(Required work):
Your task is to gather the lines below that hold the string "Repeat".

BEGIN Extracted records

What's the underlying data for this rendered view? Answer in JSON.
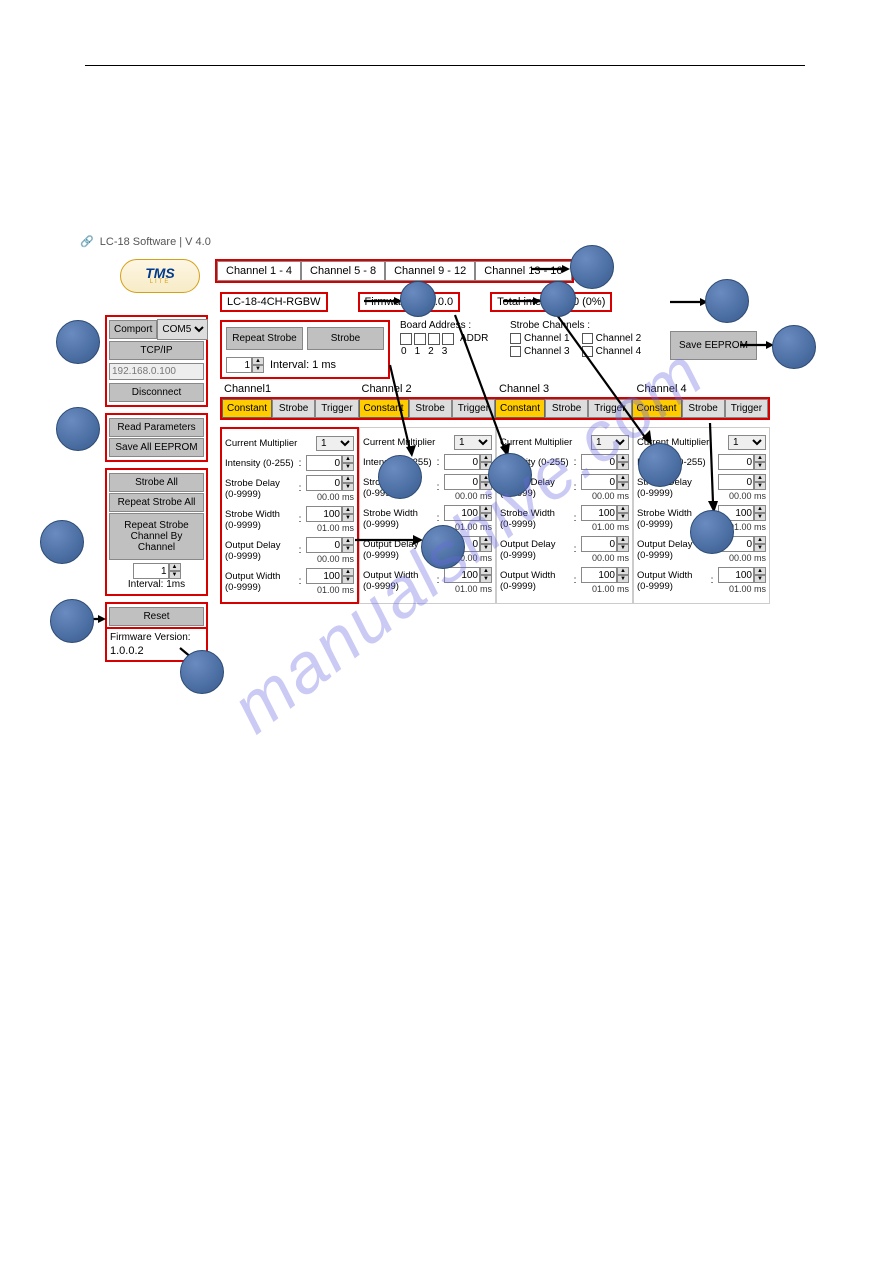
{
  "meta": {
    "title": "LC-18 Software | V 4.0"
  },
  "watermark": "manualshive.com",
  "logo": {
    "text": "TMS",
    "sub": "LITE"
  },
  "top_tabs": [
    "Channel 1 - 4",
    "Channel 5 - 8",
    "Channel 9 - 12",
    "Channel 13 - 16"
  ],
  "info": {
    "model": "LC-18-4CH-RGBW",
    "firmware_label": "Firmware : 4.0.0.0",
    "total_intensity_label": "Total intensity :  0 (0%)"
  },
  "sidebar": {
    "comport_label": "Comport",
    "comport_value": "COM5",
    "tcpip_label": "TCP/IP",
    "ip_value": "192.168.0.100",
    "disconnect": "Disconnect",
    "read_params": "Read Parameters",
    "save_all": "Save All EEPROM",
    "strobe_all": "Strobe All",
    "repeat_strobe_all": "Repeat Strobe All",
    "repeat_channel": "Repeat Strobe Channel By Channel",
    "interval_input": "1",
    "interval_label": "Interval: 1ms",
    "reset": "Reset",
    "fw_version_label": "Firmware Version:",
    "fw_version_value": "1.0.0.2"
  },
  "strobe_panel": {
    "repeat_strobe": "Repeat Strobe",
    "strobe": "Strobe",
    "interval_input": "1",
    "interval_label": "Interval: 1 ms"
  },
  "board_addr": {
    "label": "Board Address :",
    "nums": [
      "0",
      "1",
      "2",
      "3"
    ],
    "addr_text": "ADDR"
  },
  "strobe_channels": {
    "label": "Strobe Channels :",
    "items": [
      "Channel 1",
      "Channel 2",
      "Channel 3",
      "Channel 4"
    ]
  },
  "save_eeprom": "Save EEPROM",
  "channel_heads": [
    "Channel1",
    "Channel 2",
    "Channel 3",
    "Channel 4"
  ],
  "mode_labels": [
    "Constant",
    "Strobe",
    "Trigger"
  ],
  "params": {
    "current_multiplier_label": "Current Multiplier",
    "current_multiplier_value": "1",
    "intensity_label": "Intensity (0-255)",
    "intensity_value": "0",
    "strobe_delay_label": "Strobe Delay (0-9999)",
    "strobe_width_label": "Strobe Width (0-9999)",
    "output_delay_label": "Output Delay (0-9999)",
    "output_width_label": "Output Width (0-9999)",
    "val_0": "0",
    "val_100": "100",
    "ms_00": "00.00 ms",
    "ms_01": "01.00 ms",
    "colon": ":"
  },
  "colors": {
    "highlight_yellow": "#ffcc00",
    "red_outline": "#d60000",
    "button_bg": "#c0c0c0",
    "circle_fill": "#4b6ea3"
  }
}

END Extracted records

(Solution for this task):
    "repeat_strobe_all": "Repeat Strobe All",
    "repeat_channel": "Repeat Strobe Channel By Channel",
    "repeat_strobe": "Repeat Strobe",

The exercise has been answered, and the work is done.